DESCRIPTION OF THE TASK:
Every entry must be duplicated precisely as written.

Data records
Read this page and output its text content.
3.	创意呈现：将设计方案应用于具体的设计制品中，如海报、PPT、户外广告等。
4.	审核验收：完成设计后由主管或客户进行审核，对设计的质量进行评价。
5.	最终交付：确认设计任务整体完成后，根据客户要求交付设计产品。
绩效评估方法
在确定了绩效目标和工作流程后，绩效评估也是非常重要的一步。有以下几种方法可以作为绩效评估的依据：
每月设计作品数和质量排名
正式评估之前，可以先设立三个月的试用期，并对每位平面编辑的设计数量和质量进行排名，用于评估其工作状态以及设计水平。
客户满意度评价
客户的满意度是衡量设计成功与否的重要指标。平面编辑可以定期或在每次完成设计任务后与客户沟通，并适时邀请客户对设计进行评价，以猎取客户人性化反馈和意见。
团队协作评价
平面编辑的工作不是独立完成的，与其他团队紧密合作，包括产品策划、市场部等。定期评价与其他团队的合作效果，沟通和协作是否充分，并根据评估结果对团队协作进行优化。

OUTPUT BELOW:
Read this page and output its text content.
3.	创意呈现：将设计方案应用于具体的设计制品中，如海报、PPT、户外广告等。
4.	审核验收：完成设计后由主管或客户进行审核，对设计的质量进行评价。
5.	最终交付：确认设计任务整体完成后，根据客户要求交付设计产品。
绩效评估方法
在确定了绩效目标和工作流程后，绩效评估也是非常重要的一步。有以下几种方法可以作为绩效评估的依据：
每月设计作品数和质量排名
正式评估之前，可以先设立三个月的试用期，并对每位平面编辑的设计数量和质量进行排名，用于评估其工作状态以及设计水平。
客户满意度评价
客户的满意度是衡量设计成功与否的重要指标。平面编辑可以定期或在每次完成设计任务后与客户沟通，并适时邀请客户对设计进行评价，以猎取客户人性化反馈和意见。
团队协作评价
平面编辑的工作不是独立完成的，与其他团队紧密合作，包括产品策划、市场部等。定期评价与其他团队的合作效果，沟通和协作是否充分，并根据评估结果对团队协作进行优化。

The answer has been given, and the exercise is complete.